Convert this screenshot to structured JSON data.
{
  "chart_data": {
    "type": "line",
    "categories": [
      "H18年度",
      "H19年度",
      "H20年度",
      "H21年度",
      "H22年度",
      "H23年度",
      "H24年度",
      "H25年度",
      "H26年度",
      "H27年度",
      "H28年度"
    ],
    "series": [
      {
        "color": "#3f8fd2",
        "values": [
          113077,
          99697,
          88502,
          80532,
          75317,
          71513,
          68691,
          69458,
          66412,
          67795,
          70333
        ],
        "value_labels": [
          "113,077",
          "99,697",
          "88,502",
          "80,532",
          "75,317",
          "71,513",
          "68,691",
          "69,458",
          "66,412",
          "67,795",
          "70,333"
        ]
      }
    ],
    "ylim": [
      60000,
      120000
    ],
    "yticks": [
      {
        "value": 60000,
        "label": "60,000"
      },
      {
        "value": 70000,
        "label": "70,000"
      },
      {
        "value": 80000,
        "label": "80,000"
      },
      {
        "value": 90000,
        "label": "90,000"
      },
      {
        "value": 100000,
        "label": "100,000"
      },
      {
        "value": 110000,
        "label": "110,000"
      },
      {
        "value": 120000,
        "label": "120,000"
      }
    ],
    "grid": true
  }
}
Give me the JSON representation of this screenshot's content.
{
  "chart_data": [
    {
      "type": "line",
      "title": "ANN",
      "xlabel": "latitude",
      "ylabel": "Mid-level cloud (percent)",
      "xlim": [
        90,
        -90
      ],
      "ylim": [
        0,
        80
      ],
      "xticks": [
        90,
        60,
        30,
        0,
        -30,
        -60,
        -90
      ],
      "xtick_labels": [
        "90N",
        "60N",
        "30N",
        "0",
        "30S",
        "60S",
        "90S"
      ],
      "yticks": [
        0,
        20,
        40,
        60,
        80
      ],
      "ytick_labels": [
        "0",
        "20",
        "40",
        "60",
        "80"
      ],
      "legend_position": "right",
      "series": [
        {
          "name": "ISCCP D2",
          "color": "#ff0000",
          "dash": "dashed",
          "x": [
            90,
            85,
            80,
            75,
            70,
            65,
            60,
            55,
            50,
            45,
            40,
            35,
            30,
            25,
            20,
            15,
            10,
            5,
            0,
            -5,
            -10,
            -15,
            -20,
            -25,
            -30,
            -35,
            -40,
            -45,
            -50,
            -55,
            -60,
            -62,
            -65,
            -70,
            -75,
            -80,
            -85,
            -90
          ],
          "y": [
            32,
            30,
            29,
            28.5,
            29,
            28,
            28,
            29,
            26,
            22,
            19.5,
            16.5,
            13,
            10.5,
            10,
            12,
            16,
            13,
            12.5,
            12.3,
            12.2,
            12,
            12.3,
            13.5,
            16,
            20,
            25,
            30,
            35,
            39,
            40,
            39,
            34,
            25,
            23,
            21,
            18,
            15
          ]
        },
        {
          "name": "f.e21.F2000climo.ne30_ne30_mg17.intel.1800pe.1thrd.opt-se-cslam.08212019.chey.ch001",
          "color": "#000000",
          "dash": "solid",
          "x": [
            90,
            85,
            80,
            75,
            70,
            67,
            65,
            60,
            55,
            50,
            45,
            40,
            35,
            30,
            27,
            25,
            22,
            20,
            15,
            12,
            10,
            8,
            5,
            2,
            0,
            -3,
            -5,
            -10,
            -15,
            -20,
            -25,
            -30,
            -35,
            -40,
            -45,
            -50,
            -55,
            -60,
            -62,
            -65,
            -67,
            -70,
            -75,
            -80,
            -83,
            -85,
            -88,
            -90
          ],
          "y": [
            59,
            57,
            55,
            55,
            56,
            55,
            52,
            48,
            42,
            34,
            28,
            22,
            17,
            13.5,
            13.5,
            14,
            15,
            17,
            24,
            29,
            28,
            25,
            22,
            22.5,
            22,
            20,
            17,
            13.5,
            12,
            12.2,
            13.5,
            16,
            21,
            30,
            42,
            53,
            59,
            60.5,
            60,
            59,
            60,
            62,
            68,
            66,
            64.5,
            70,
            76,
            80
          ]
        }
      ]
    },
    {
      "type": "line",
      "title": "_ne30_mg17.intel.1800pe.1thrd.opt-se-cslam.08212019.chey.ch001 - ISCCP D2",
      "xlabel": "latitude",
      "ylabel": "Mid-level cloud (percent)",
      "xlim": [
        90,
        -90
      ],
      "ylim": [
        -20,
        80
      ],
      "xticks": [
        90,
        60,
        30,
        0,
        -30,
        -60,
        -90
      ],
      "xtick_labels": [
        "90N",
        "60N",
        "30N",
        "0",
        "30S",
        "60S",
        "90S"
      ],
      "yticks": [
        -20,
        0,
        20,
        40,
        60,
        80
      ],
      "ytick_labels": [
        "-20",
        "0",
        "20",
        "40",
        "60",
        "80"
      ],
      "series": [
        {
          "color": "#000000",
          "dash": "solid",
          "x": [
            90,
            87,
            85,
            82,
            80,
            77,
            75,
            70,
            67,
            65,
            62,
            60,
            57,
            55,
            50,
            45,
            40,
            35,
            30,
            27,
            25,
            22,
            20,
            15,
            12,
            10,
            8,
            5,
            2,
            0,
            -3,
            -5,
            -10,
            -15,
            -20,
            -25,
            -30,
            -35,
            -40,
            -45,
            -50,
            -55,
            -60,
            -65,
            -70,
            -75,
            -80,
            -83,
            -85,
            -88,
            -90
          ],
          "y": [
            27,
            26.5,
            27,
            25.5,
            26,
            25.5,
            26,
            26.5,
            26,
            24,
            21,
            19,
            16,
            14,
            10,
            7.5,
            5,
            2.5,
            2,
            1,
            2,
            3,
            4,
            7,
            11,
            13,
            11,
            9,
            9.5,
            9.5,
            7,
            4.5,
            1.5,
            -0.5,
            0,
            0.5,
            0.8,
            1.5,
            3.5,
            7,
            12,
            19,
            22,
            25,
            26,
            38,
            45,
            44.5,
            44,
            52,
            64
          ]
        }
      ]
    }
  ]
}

====

* _The problem_:
Copy out each line of the material that holds the word "name".

* _Full output_:
          "name": "ISCCP D2",
          "name": "f.e21.F2000climo.ne30_ne30_mg17.intel.1800pe.1thrd.opt-se-cslam.08212019.chey.ch001",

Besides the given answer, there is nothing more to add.